DATASET CONTENT ▸

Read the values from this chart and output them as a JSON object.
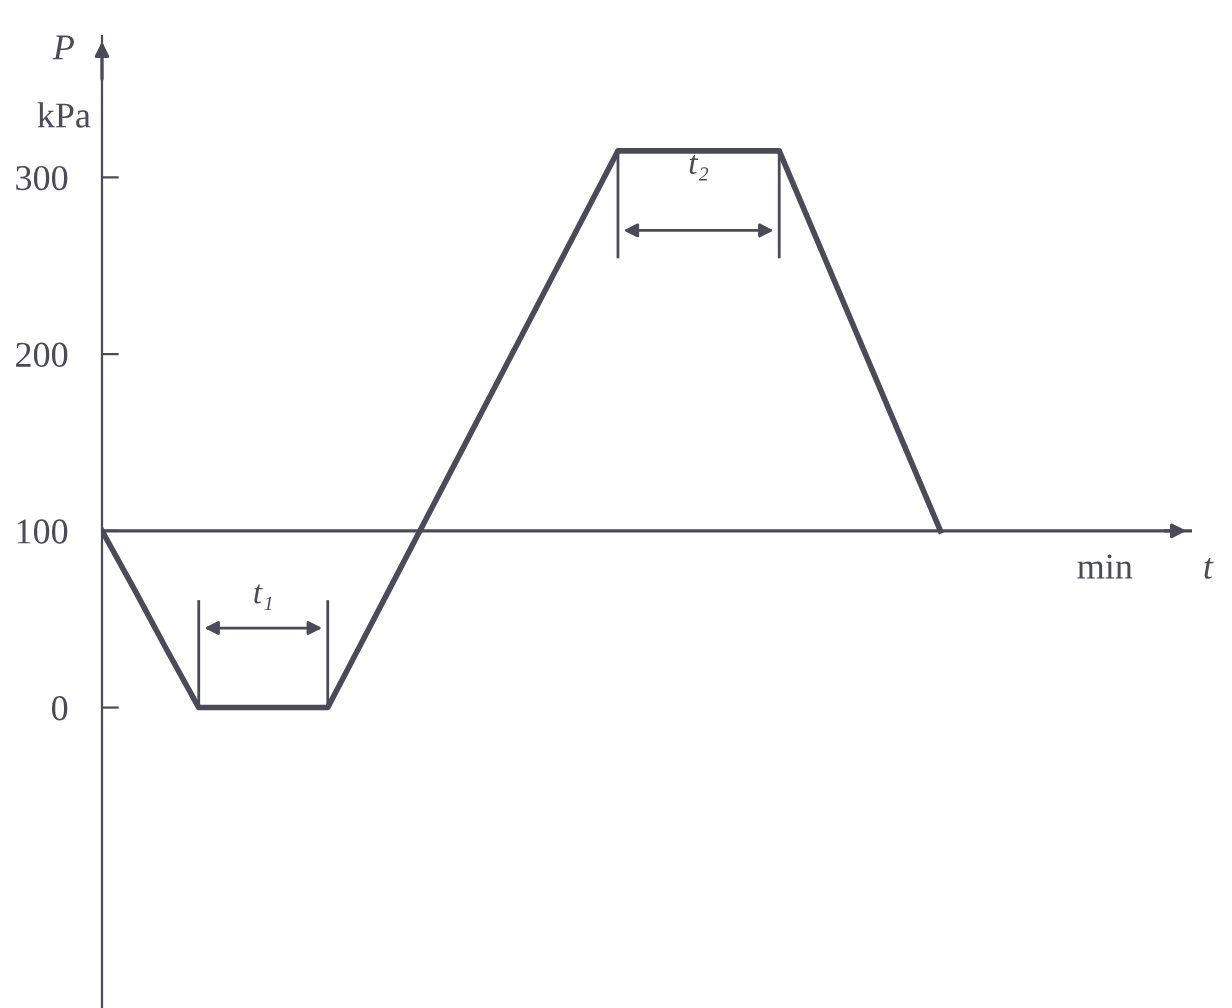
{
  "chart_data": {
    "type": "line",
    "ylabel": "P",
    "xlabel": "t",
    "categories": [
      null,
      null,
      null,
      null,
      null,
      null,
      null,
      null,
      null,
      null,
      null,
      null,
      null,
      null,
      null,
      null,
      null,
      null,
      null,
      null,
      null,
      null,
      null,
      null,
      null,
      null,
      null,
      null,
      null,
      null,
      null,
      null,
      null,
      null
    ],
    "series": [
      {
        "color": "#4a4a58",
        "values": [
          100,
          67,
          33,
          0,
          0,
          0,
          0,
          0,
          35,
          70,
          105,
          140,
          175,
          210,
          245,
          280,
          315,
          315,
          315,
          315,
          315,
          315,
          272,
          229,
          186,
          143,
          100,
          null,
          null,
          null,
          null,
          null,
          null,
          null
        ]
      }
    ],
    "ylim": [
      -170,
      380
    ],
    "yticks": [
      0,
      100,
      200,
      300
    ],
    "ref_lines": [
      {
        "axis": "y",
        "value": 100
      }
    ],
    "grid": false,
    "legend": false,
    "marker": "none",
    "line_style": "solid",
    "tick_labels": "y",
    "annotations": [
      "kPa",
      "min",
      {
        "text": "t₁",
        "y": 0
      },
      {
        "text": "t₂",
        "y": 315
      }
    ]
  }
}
--
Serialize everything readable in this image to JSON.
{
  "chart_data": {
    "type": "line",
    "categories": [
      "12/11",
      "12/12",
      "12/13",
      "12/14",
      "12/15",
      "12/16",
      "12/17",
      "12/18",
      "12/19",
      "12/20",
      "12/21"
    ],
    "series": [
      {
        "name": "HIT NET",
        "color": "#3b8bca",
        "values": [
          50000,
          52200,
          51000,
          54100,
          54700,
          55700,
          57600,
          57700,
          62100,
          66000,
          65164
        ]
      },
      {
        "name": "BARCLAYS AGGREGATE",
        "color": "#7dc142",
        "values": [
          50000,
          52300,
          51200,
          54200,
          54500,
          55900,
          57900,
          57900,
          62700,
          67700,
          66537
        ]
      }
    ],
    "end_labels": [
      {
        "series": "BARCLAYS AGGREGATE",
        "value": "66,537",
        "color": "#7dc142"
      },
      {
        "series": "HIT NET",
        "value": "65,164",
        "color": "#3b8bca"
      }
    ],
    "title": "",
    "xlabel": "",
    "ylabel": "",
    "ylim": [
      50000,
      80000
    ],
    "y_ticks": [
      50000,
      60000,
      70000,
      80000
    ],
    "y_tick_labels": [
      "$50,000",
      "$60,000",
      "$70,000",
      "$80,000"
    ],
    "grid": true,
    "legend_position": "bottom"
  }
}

DIRECTIVE ▸
Which lines above hold the word "color"? Copy each of them.

WRITTEN SOLUTION ▸
        "color": "#4a4a58",
        "color": "#3b8bca",
        "color": "#7dc142",
        "color": "#7dc142"
        "color": "#3b8bca"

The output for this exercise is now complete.